Restate the listing below word for word, omitting any images.

# # # # # # #

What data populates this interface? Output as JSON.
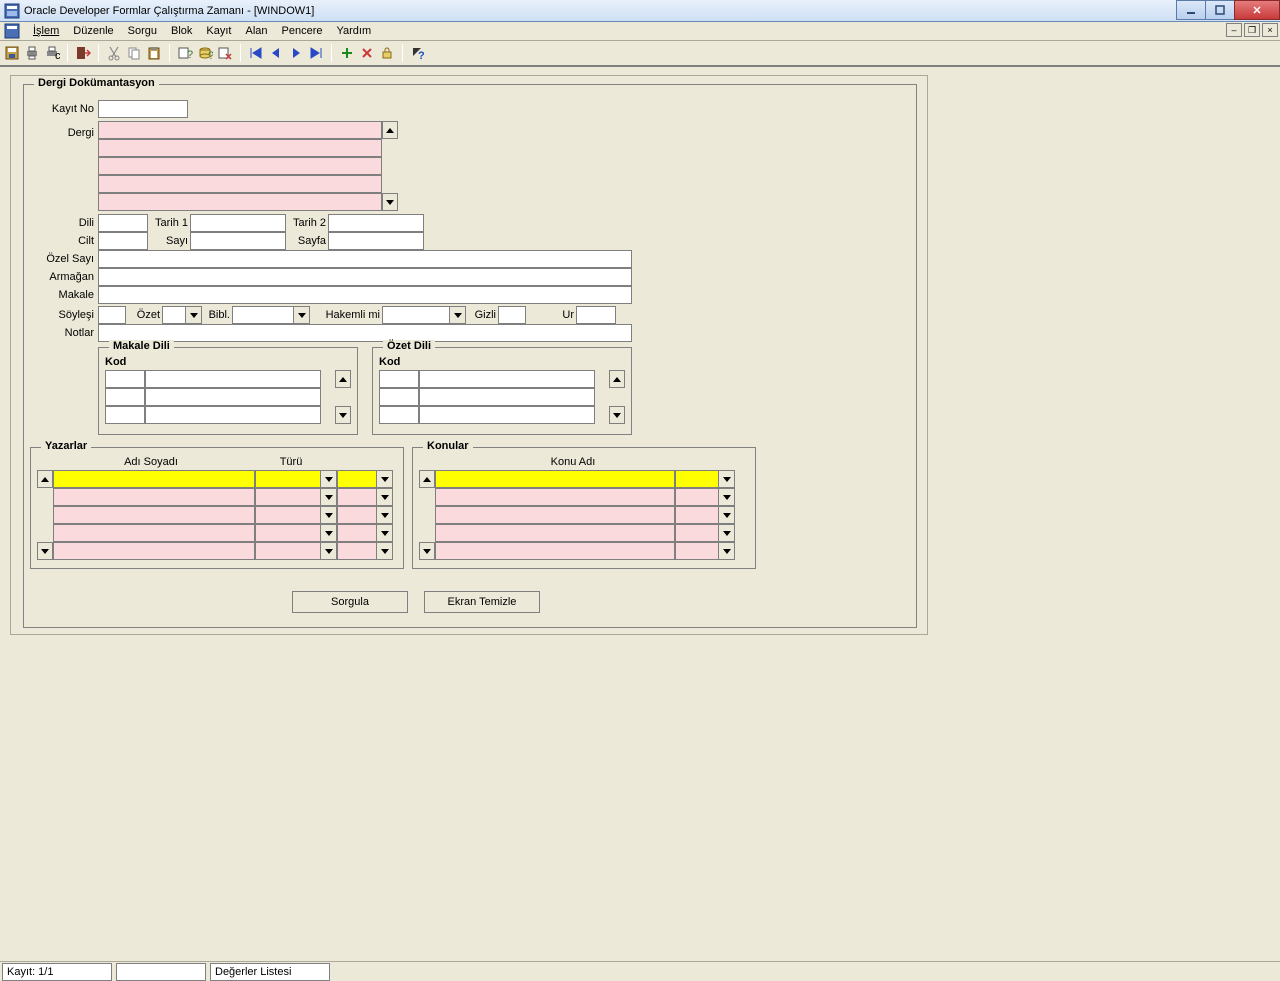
{
  "window": {
    "title": "Oracle Developer Formlar Çalıştırma Zamanı - [WINDOW1]"
  },
  "menu": {
    "islem": "İşlem",
    "duzenle": "Düzenle",
    "sorgu": "Sorgu",
    "blok": "Blok",
    "kayit": "Kayıt",
    "alan": "Alan",
    "pencere": "Pencere",
    "yardim": "Yardım"
  },
  "fs": {
    "dergi_dok": "Dergi Dokümantasyon",
    "makale_dili": "Makale Dili",
    "ozet_dili": "Özet Dili",
    "yazarlar": "Yazarlar",
    "konular": "Konular"
  },
  "labels": {
    "kayit_no": "Kayıt No",
    "dergi": "Dergi",
    "dili": "Dili",
    "tarih1": "Tarih 1",
    "tarih2": "Tarih 2",
    "cilt": "Cilt",
    "sayi": "Sayı",
    "sayfa": "Sayfa",
    "ozel_sayi": "Özel Sayı",
    "armagan": "Armağan",
    "makale": "Makale",
    "soylesi": "Söyleşi",
    "notlar": "Notlar",
    "ozet": "Özet",
    "bibl": "Bibl.",
    "hakemli": "Hakemli mi",
    "gizli": "Gizli",
    "ur": "Ur",
    "kod": "Kod",
    "adi_soyadi": "Adı Soyadı",
    "turu": "Türü",
    "konu_adi": "Konu Adı"
  },
  "buttons": {
    "sorgula": "Sorgula",
    "ekran_temizle": "Ekran Temizle"
  },
  "status": {
    "kayit": "Kayıt: 1/1",
    "degerler": "Değerler Listesi"
  },
  "values": {
    "kayit_no": "",
    "dili": "",
    "tarih1": "",
    "tarih2": "",
    "cilt": "",
    "sayi": "",
    "sayfa": "",
    "ozel_sayi": "",
    "armagan": "",
    "makale": "",
    "soylesi": "",
    "notlar": "",
    "ozet": "",
    "bibl": "",
    "hakemli": "",
    "gizli": "",
    "ur": "",
    "dergi_rows": [
      "",
      "",
      "",
      "",
      ""
    ],
    "makale_dili_rows": [
      {
        "kod": "",
        "aciklama": ""
      },
      {
        "kod": "",
        "aciklama": ""
      },
      {
        "kod": "",
        "aciklama": ""
      }
    ],
    "ozet_dili_rows": [
      {
        "kod": "",
        "aciklama": ""
      },
      {
        "kod": "",
        "aciklama": ""
      },
      {
        "kod": "",
        "aciklama": ""
      }
    ],
    "yazarlar_rows": [
      {
        "adi": "",
        "turu": "",
        "x": ""
      },
      {
        "adi": "",
        "turu": "",
        "x": ""
      },
      {
        "adi": "",
        "turu": "",
        "x": ""
      },
      {
        "adi": "",
        "turu": "",
        "x": ""
      },
      {
        "adi": "",
        "turu": "",
        "x": ""
      }
    ],
    "konular_rows": [
      {
        "konu": "",
        "x": ""
      },
      {
        "konu": "",
        "x": ""
      },
      {
        "konu": "",
        "x": ""
      },
      {
        "konu": "",
        "x": ""
      },
      {
        "konu": "",
        "x": ""
      }
    ]
  }
}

# # # # # # #

## Solution to this exercise
What data populates this interface? Output as JSON.
{
  "window": {
    "title": "Oracle Developer Formlar Çalıştırma Zamanı - [WINDOW1]"
  },
  "menu": {
    "islem": "İşlem",
    "duzenle": "Düzenle",
    "sorgu": "Sorgu",
    "blok": "Blok",
    "kayit": "Kayıt",
    "alan": "Alan",
    "pencere": "Pencere",
    "yardim": "Yardım"
  },
  "fs": {
    "dergi_dok": "Dergi Dokümantasyon",
    "makale_dili": "Makale Dili",
    "ozet_dili": "Özet Dili",
    "yazarlar": "Yazarlar",
    "konular": "Konular"
  },
  "labels": {
    "kayit_no": "Kayıt No",
    "dergi": "Dergi",
    "dili": "Dili",
    "tarih1": "Tarih 1",
    "tarih2": "Tarih 2",
    "cilt": "Cilt",
    "sayi": "Sayı",
    "sayfa": "Sayfa",
    "ozel_sayi": "Özel Sayı",
    "armagan": "Armağan",
    "makale": "Makale",
    "soylesi": "Söyleşi",
    "notlar": "Notlar",
    "ozet": "Özet",
    "bibl": "Bibl.",
    "hakemli": "Hakemli mi",
    "gizli": "Gizli",
    "ur": "Ur",
    "kod": "Kod",
    "adi_soyadi": "Adı Soyadı",
    "turu": "Türü",
    "konu_adi": "Konu Adı"
  },
  "buttons": {
    "sorgula": "Sorgula",
    "ekran_temizle": "Ekran Temizle"
  },
  "status": {
    "kayit": "Kayıt: 1/1",
    "degerler": "Değerler Listesi"
  },
  "values": {
    "kayit_no": "",
    "dili": "",
    "tarih1": "",
    "tarih2": "",
    "cilt": "",
    "sayi": "",
    "sayfa": "",
    "ozel_sayi": "",
    "armagan": "",
    "makale": "",
    "soylesi": "",
    "notlar": "",
    "ozet": "",
    "bibl": "",
    "hakemli": "",
    "gizli": "",
    "ur": "",
    "dergi_rows": [
      "",
      "",
      "",
      "",
      ""
    ],
    "makale_dili_rows": [
      {
        "kod": "",
        "aciklama": ""
      },
      {
        "kod": "",
        "aciklama": ""
      },
      {
        "kod": "",
        "aciklama": ""
      }
    ],
    "ozet_dili_rows": [
      {
        "kod": "",
        "aciklama": ""
      },
      {
        "kod": "",
        "aciklama": ""
      },
      {
        "kod": "",
        "aciklama": ""
      }
    ],
    "yazarlar_rows": [
      {
        "adi": "",
        "turu": "",
        "x": ""
      },
      {
        "adi": "",
        "turu": "",
        "x": ""
      },
      {
        "adi": "",
        "turu": "",
        "x": ""
      },
      {
        "adi": "",
        "turu": "",
        "x": ""
      },
      {
        "adi": "",
        "turu": "",
        "x": ""
      }
    ],
    "konular_rows": [
      {
        "konu": "",
        "x": ""
      },
      {
        "konu": "",
        "x": ""
      },
      {
        "konu": "",
        "x": ""
      },
      {
        "konu": "",
        "x": ""
      },
      {
        "konu": "",
        "x": ""
      }
    ]
  }
}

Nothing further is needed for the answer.